## BEGIN

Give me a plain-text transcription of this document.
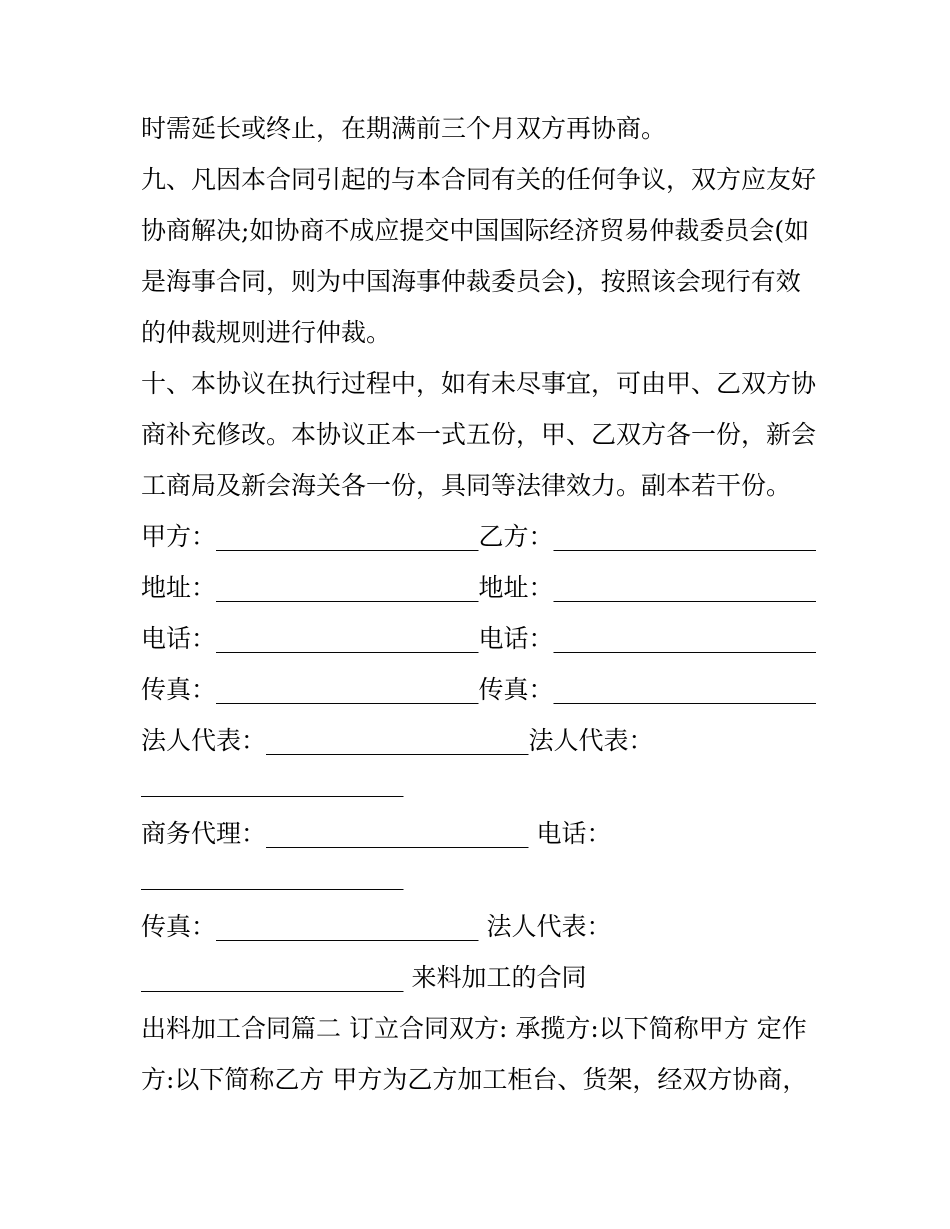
时需延长或终止，在期满前三个月双方再协商。

九、凡因本合同引起的与本合同有关的任何争议，双方应友好

协商解决;如协商不成应提交中国国际经济贸易仲裁委员会(如

是海事合同，则为中国海事仲裁委员会)，按照该会现行有效

的仲裁规则进行仲裁。

十、本协议在执行过程中，如有未尽事宜，可由甲、乙双方协

商补充修改。本协议正本一式五份，甲、乙双方各一份，新会

工商局及新会海关各一份，具同等法律效力。副本若干份。

甲方：_____________________乙方：_____________________

地址：_____________________地址：_____________________

电话：_____________________电话：_____________________

传真：_____________________传真：_____________________

法人代表：_____________________法人代表：

_____________________

商务代理：_____________________ 电话：

_____________________

传真：_____________________ 法人代表：

_____________________ 来料加工的合同

出料加工合同篇二 订立合同双方: 承揽方:以下简称甲方 定作

方:以下简称乙方 甲方为乙方加工柜台、货架，经双方协商，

## END

Every line above should be returned word for word, with the pictures left behind.

Give me a plain-text transcription of this document.
时需延长或终止，在期满前三个月双方再协商。

九、凡因本合同引起的与本合同有关的任何争议，双方应友好

协商解决;如协商不成应提交中国国际经济贸易仲裁委员会(如

是海事合同，则为中国海事仲裁委员会)，按照该会现行有效

的仲裁规则进行仲裁。

十、本协议在执行过程中，如有未尽事宜，可由甲、乙双方协

商补充修改。本协议正本一式五份，甲、乙双方各一份，新会

工商局及新会海关各一份，具同等法律效力。副本若干份。

甲方：_____________________乙方：_____________________

地址：_____________________地址：_____________________

电话：_____________________电话：_____________________

传真：_____________________传真：_____________________

法人代表：_____________________法人代表：

_____________________

商务代理：_____________________ 电话：

_____________________

传真：_____________________ 法人代表：

_____________________ 来料加工的合同

出料加工合同篇二 订立合同双方: 承揽方:以下简称甲方 定作

方:以下简称乙方 甲方为乙方加工柜台、货架，经双方协商，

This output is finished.